* **THE REQUEST**:
Pick out each line of the records that includes the string "drives", and copy it.

**********

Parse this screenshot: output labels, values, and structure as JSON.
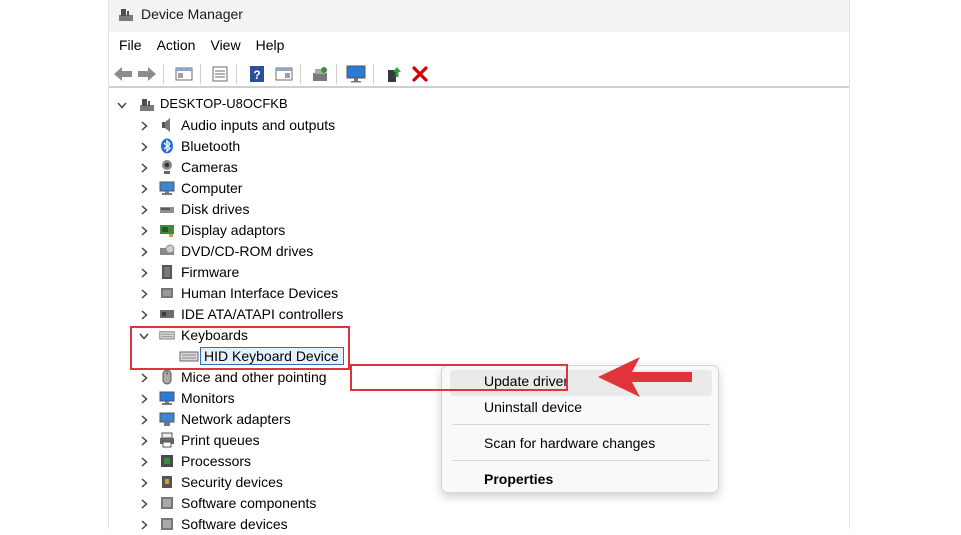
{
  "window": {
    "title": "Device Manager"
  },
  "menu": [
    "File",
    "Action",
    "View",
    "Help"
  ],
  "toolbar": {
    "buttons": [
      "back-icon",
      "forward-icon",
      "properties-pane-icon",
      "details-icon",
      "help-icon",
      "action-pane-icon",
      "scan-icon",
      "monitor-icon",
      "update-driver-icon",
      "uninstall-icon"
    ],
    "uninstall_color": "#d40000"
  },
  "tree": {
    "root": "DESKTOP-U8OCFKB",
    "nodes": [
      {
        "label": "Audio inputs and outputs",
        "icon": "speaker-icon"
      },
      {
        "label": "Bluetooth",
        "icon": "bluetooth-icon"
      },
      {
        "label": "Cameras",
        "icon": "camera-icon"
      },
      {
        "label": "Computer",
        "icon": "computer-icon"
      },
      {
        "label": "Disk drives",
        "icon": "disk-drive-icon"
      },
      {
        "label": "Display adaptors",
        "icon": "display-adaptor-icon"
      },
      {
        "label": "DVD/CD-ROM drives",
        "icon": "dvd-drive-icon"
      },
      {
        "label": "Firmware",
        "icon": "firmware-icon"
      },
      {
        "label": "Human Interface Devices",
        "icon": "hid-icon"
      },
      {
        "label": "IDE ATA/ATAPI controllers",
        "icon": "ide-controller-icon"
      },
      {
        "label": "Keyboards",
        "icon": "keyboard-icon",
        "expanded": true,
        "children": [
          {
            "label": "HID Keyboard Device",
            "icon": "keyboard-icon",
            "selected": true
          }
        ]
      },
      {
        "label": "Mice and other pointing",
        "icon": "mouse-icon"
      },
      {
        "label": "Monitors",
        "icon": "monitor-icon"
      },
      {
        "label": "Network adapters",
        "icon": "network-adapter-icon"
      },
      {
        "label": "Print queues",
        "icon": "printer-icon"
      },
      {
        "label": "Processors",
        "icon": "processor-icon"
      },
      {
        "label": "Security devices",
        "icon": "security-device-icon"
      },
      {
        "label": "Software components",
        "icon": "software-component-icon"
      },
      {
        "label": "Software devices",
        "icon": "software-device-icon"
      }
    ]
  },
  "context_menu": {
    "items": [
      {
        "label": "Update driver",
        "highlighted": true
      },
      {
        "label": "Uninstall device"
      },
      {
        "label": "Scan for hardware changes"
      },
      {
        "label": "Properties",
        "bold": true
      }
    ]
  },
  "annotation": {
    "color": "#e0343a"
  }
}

**********

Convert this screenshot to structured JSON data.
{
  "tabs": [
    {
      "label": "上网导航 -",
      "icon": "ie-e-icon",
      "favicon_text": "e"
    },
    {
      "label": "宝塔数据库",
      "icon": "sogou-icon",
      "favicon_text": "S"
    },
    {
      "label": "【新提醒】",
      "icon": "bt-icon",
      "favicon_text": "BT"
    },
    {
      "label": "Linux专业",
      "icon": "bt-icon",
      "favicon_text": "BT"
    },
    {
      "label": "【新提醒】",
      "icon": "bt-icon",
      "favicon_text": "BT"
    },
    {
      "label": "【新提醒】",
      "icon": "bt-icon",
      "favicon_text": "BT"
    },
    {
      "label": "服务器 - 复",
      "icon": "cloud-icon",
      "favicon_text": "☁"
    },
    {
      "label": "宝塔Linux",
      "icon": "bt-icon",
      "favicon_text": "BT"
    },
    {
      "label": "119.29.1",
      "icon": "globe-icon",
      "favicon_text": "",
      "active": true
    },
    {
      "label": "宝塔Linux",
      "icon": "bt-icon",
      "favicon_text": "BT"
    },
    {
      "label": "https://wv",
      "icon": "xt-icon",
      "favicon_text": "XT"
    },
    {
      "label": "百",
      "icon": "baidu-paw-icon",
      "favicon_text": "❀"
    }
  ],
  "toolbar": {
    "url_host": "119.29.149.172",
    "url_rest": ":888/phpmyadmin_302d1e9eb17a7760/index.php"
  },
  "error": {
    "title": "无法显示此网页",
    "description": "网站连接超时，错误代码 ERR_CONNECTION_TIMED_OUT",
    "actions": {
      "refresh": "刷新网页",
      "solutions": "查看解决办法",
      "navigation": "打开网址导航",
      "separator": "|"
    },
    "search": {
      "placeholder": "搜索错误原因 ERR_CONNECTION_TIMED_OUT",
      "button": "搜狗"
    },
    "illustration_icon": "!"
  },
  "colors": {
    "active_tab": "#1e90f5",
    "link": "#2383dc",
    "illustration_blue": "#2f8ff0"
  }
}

**********

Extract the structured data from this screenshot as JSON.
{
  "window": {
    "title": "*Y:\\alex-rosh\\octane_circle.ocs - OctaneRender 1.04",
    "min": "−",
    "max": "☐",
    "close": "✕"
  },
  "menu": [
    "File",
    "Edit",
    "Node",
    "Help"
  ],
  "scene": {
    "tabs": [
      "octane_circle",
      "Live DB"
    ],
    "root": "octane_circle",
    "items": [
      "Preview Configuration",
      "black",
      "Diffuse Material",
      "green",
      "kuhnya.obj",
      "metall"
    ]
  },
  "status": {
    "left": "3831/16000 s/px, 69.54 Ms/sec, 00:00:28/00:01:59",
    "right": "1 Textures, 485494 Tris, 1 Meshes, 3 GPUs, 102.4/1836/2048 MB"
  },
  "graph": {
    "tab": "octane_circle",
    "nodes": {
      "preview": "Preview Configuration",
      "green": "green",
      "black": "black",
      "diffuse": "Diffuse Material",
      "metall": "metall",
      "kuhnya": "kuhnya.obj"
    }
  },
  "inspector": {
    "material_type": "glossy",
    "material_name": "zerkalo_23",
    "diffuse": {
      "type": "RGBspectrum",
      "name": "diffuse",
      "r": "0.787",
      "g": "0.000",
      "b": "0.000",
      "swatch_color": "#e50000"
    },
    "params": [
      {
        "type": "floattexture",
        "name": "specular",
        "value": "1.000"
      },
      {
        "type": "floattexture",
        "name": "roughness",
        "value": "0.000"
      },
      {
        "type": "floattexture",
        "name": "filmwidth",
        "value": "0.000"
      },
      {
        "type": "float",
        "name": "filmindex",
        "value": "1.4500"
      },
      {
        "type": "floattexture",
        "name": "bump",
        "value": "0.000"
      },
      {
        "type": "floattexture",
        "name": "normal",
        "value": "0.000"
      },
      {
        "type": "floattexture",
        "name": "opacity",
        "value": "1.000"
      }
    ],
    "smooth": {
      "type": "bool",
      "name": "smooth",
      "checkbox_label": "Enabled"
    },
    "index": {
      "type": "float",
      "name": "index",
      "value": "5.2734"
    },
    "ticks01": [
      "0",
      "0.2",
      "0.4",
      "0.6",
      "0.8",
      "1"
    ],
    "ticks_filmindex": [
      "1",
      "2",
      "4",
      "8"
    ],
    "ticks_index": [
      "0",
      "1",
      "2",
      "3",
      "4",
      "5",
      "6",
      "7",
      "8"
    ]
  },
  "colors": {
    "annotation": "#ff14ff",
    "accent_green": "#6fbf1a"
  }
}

**********

* **EXERCISE RESULT**:
        "label": "Disk drives",
        "label": "DVD/CD-ROM drives",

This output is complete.